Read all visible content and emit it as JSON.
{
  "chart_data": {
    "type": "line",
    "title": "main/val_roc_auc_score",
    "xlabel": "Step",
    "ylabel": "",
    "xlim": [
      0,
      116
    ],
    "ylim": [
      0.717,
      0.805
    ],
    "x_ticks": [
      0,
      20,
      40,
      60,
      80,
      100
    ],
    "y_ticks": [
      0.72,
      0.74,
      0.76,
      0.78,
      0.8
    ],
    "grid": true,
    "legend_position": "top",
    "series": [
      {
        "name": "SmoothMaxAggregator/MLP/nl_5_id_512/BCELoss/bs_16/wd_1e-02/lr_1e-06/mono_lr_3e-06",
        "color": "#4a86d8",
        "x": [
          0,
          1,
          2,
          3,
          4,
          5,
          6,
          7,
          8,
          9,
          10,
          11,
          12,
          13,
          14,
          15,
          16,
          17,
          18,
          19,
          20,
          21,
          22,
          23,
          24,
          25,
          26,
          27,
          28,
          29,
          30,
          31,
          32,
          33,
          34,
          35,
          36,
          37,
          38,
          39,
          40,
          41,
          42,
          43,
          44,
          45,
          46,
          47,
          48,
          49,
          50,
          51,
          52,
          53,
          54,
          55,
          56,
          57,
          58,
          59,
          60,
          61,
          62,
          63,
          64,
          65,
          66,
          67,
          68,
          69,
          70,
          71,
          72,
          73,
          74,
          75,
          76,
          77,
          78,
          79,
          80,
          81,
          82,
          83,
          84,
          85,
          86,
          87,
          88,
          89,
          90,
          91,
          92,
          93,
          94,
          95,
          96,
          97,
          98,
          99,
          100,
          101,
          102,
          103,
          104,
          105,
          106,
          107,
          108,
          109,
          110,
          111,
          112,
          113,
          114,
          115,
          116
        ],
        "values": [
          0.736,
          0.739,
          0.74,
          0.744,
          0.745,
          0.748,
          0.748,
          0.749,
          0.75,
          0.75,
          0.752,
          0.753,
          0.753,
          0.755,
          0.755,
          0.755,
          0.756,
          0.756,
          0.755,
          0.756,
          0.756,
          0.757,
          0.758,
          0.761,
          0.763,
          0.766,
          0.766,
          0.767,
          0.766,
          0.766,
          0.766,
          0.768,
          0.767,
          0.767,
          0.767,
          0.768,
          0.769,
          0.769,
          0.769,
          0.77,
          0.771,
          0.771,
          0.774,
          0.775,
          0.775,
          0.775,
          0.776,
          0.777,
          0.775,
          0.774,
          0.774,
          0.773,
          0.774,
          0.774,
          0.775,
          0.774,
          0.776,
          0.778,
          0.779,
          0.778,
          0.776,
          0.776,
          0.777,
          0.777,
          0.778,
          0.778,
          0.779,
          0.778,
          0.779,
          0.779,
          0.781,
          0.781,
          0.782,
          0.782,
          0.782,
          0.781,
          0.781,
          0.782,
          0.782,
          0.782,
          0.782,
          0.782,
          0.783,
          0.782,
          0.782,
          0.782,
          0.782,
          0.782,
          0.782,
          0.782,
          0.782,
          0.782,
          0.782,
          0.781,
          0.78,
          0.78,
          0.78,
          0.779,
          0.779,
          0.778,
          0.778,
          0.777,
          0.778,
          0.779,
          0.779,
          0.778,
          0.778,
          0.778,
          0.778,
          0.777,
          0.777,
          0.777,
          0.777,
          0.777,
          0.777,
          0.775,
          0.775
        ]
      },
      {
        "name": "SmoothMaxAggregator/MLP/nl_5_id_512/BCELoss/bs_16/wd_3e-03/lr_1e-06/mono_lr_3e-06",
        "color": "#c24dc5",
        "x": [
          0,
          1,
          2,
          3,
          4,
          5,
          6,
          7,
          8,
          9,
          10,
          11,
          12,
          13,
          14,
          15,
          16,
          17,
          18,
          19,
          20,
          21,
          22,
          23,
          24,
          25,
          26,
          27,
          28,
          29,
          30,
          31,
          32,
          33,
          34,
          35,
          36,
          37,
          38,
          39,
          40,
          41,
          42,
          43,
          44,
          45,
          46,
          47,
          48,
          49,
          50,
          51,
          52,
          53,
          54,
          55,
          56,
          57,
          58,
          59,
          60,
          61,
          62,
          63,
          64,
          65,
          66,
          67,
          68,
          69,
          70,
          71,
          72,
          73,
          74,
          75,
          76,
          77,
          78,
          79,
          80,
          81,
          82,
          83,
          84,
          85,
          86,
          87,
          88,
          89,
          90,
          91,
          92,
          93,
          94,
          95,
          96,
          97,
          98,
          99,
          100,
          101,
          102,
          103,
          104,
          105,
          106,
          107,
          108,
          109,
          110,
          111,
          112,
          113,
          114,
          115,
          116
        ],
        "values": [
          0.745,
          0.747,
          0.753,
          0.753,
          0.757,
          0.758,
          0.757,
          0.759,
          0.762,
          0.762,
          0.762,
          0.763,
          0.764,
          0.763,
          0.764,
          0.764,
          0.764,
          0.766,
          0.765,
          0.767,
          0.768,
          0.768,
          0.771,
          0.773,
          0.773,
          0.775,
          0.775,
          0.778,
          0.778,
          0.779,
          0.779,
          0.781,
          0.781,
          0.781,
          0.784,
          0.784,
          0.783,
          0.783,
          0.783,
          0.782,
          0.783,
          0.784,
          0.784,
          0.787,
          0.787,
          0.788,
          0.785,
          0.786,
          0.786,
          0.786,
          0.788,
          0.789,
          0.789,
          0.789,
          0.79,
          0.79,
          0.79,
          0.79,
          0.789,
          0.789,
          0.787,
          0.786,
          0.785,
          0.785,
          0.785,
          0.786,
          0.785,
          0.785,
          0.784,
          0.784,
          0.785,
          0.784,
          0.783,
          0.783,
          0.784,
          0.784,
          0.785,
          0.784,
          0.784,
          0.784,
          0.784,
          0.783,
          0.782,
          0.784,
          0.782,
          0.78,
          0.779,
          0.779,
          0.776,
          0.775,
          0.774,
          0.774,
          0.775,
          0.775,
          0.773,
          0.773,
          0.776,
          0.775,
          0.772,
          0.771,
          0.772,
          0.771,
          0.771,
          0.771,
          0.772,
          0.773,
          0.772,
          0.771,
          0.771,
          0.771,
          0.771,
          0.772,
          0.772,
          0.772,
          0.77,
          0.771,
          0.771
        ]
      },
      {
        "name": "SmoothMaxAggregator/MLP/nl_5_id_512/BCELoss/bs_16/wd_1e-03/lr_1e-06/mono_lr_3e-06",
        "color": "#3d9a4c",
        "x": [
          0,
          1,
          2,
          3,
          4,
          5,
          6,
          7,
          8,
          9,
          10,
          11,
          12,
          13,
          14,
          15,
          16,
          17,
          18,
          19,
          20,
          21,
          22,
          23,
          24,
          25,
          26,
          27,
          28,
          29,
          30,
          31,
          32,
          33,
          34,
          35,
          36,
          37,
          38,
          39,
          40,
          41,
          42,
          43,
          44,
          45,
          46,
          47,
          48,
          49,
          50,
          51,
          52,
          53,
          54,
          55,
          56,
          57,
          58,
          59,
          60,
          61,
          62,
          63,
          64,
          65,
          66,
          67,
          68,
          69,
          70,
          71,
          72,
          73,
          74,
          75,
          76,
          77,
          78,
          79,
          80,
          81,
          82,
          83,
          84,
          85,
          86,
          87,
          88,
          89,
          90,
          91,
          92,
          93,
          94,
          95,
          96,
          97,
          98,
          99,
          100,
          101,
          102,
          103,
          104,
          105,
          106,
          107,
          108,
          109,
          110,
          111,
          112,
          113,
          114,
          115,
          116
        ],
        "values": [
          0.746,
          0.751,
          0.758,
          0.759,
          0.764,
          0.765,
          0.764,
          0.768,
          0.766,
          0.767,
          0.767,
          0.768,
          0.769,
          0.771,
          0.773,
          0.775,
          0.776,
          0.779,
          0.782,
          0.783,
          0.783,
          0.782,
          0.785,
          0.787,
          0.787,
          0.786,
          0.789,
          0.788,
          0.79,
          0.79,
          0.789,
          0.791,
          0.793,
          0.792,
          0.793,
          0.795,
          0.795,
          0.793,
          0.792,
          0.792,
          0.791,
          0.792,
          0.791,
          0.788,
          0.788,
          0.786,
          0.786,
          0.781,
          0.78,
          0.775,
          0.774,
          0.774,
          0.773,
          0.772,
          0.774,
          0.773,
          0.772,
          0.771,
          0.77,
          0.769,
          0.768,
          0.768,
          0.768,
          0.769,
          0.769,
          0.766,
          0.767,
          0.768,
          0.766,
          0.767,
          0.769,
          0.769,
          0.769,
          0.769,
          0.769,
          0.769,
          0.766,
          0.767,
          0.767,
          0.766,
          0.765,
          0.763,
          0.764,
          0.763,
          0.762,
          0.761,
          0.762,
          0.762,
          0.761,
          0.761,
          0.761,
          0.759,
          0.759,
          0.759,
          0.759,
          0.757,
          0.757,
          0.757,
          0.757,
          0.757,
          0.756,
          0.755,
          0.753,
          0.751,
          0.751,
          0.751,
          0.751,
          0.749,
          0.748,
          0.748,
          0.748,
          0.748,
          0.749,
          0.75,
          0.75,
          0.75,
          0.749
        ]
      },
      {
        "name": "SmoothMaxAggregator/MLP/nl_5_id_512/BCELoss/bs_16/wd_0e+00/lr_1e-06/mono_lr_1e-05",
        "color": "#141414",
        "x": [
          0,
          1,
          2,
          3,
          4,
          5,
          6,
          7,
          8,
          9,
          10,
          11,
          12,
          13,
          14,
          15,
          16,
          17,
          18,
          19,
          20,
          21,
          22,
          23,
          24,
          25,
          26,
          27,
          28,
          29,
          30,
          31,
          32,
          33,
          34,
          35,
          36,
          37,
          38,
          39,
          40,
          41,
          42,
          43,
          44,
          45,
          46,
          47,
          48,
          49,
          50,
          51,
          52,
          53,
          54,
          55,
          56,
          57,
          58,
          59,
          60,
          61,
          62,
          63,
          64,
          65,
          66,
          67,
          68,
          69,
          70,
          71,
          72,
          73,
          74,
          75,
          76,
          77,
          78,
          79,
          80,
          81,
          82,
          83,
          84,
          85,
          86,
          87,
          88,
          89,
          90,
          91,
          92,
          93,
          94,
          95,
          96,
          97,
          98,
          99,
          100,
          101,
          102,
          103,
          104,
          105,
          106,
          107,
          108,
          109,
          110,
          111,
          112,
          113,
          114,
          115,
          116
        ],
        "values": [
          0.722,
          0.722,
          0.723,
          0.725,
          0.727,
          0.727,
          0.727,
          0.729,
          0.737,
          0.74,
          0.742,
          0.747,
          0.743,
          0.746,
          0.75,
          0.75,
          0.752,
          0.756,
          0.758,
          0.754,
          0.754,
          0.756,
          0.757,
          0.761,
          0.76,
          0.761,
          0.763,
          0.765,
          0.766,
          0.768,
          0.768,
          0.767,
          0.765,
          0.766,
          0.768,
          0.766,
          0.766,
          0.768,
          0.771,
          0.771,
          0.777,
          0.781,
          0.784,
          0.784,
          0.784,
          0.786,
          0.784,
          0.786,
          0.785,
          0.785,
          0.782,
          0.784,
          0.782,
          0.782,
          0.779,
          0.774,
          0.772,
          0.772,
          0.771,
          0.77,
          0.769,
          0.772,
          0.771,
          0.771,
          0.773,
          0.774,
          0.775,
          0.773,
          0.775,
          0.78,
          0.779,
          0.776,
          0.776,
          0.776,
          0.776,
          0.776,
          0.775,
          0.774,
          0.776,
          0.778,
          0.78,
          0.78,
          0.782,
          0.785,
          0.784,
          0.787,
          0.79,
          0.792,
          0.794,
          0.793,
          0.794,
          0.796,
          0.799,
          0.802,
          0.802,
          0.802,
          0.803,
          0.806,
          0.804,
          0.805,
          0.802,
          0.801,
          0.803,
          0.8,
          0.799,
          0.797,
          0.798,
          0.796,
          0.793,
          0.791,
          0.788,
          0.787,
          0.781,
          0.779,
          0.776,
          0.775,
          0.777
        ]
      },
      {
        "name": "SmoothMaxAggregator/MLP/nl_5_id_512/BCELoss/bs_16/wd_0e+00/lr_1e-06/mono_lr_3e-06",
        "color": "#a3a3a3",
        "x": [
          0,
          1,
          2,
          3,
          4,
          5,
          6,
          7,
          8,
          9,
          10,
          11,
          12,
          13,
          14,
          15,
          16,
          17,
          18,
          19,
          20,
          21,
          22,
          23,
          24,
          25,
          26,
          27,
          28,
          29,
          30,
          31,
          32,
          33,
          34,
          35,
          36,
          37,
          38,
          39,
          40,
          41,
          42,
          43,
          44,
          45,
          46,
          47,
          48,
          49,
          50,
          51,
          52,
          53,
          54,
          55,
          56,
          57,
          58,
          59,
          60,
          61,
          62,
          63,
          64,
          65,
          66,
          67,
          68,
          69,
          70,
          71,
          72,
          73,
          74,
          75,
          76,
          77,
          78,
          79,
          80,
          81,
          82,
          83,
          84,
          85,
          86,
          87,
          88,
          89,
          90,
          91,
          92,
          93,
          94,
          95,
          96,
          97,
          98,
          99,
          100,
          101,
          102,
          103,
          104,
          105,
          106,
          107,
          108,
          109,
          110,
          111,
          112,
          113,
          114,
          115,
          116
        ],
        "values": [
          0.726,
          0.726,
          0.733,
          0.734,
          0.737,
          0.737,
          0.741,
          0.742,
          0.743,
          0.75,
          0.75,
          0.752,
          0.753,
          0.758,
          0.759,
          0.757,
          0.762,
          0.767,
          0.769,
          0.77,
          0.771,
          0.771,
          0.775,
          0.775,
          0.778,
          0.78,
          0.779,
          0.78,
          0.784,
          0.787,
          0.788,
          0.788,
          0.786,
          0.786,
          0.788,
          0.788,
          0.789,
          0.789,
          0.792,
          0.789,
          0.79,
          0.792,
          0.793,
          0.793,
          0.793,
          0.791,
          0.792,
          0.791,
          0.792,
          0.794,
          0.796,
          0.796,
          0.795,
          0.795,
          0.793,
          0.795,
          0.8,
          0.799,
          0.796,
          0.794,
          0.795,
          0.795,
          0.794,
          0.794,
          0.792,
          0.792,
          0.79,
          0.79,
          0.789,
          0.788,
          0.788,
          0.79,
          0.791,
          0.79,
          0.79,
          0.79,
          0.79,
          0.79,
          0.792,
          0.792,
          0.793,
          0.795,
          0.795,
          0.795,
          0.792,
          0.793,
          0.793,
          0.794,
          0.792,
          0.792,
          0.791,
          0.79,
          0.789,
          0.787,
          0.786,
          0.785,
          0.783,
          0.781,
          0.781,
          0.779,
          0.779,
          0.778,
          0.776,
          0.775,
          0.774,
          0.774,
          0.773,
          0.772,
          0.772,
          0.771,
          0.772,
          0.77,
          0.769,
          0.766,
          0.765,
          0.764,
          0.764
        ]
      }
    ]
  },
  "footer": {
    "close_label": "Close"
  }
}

### What is being asked
Select and copy each line from the data that includes the word "color".

### Solution to this problem
        "color": "#4a86d8",
        "color": "#c24dc5",
        "color": "#3d9a4c",
        "color": "#141414",
        "color": "#a3a3a3",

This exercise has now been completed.